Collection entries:
►

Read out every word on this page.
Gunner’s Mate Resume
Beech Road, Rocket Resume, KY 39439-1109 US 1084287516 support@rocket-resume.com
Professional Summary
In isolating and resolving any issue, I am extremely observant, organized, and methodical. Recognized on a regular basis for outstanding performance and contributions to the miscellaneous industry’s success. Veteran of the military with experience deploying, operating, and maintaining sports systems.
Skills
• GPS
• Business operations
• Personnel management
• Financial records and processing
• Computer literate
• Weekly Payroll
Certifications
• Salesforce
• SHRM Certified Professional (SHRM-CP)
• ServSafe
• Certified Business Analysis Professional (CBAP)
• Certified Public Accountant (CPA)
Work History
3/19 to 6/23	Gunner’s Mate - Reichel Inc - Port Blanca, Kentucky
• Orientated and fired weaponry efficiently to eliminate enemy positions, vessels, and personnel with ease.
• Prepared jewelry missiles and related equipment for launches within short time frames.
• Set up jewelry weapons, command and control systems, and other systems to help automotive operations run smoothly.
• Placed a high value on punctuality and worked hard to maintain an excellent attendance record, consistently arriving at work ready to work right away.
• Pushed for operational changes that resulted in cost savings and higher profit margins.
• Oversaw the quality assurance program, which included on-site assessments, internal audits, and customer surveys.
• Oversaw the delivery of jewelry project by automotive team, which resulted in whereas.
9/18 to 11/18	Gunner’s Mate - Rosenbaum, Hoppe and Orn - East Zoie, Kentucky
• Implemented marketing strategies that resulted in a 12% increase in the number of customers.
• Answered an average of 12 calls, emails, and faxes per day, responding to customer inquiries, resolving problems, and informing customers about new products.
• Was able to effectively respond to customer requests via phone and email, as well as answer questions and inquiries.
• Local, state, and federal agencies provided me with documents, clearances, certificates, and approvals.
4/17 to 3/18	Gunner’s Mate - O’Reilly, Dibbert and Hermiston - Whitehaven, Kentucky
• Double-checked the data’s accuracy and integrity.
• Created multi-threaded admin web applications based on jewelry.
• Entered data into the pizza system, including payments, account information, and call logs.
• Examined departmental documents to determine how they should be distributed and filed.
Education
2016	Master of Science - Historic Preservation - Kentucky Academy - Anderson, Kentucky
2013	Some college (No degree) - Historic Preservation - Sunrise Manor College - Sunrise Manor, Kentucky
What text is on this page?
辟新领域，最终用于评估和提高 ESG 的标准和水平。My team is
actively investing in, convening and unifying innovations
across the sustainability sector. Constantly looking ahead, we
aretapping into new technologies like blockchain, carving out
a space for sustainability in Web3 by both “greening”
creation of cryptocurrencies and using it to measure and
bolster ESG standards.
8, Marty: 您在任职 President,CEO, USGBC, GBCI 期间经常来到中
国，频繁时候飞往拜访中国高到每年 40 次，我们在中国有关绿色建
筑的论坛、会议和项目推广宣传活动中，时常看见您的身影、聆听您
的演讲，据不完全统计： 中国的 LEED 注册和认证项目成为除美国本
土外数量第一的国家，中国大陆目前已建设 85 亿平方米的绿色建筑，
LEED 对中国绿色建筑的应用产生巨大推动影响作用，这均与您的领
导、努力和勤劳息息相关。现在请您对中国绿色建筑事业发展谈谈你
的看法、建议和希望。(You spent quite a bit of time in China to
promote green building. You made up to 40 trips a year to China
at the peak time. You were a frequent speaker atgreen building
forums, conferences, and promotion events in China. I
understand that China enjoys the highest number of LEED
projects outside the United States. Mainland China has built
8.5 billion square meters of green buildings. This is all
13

◄

Instructions for the task
Copy down the material exactly as written.

The result
Read out every word on this page.
Gunner’s Mate Resume
Beech Road, Rocket Resume, KY 39439-1109 US 1084287516 support@rocket-resume.com
Professional Summary
In isolating and resolving any issue, I am extremely observant, organized, and methodical. Recognized on a regular basis for outstanding performance and contributions to the miscellaneous industry’s success. Veteran of the military with experience deploying, operating, and maintaining sports systems.
Skills
• GPS
• Business operations
• Personnel management
• Financial records and processing
• Computer literate
• Weekly Payroll
Certifications
• Salesforce
• SHRM Certified Professional (SHRM-CP)
• ServSafe
• Certified Business Analysis Professional (CBAP)
• Certified Public Accountant (CPA)
Work History
3/19 to 6/23	Gunner’s Mate - Reichel Inc - Port Blanca, Kentucky
• Orientated and fired weaponry efficiently to eliminate enemy positions, vessels, and personnel with ease.
• Prepared jewelry missiles and related equipment for launches within short time frames.
• Set up jewelry weapons, command and control systems, and other systems to help automotive operations run smoothly.
• Placed a high value on punctuality and worked hard to maintain an excellent attendance record, consistently arriving at work ready to work right away.
• Pushed for operational changes that resulted in cost savings and higher profit margins.
• Oversaw the quality assurance program, which included on-site assessments, internal audits, and customer surveys.
• Oversaw the delivery of jewelry project by automotive team, which resulted in whereas.
9/18 to 11/18	Gunner’s Mate - Rosenbaum, Hoppe and Orn - East Zoie, Kentucky
• Implemented marketing strategies that resulted in a 12% increase in the number of customers.
• Answered an average of 12 calls, emails, and faxes per day, responding to customer inquiries, resolving problems, and informing customers about new products.
• Was able to effectively respond to customer requests via phone and email, as well as answer questions and inquiries.
• Local, state, and federal agencies provided me with documents, clearances, certificates, and approvals.
4/17 to 3/18	Gunner’s Mate - O’Reilly, Dibbert and Hermiston - Whitehaven, Kentucky
• Double-checked the data’s accuracy and integrity.
• Created multi-threaded admin web applications based on jewelry.
• Entered data into the pizza system, including payments, account information, and call logs.
• Examined departmental documents to determine how they should be distributed and filed.
Education
2016	Master of Science - Historic Preservation - Kentucky Academy - Anderson, Kentucky
2013	Some college (No degree) - Historic Preservation - Sunrise Manor College - Sunrise Manor, Kentucky
What text is on this page?
辟新领域，最终用于评估和提高 ESG 的标准和水平。My team is
actively investing in, convening and unifying innovations
across the sustainability sector. Constantly looking ahead, we
aretapping into new technologies like blockchain, carving out
a space for sustainability in Web3 by both “greening”
creation of cryptocurrencies and using it to measure and
bolster ESG standards.
8, Marty: 您在任职 President,CEO, USGBC, GBCI 期间经常来到中
国，频繁时候飞往拜访中国高到每年 40 次，我们在中国有关绿色建
筑的论坛、会议和项目推广宣传活动中，时常看见您的身影、聆听您
的演讲，据不完全统计： 中国的 LEED 注册和认证项目成为除美国本
土外数量第一的国家，中国大陆目前已建设 85 亿平方米的绿色建筑，
LEED 对中国绿色建筑的应用产生巨大推动影响作用，这均与您的领
导、努力和勤劳息息相关。现在请您对中国绿色建筑事业发展谈谈你
的看法、建议和希望。(You spent quite a bit of time in China to
promote green building. You made up to 40 trips a year to China
at the peak time. You were a frequent speaker atgreen building
forums, conferences, and promotion events in China. I
understand that China enjoys the highest number of LEED
projects outside the United States. Mainland China has built
8.5 billion square meters of green buildings. This is all
13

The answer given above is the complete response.